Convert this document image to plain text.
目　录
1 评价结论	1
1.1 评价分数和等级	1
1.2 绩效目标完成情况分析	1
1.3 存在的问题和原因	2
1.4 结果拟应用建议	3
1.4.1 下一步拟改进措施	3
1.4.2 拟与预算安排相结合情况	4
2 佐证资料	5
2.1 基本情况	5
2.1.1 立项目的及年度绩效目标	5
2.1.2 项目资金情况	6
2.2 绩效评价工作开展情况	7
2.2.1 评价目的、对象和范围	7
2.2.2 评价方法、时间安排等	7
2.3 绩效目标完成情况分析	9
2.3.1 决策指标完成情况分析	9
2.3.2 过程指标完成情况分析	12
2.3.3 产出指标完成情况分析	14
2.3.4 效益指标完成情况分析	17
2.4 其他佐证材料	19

————————

*EXERCISE BRIEF*. Give back each line above precisely as it stands.

*WRITTEN ANSWER*.
Convert this document image to plain text.
目　录
1 评价结论	1
1.1 评价分数和等级	1
1.2 绩效目标完成情况分析	1
1.3 存在的问题和原因	2
1.4 结果拟应用建议	3
1.4.1 下一步拟改进措施	3
1.4.2 拟与预算安排相结合情况	4
2 佐证资料	5
2.1 基本情况	5
2.1.1 立项目的及年度绩效目标	5
2.1.2 项目资金情况	6
2.2 绩效评价工作开展情况	7
2.2.1 评价目的、对象和范围	7
2.2.2 评价方法、时间安排等	7
2.3 绩效目标完成情况分析	9
2.3.1 决策指标完成情况分析	9
2.3.2 过程指标完成情况分析	12
2.3.3 产出指标完成情况分析	14
2.3.4 效益指标完成情况分析	17
2.4 其他佐证材料	19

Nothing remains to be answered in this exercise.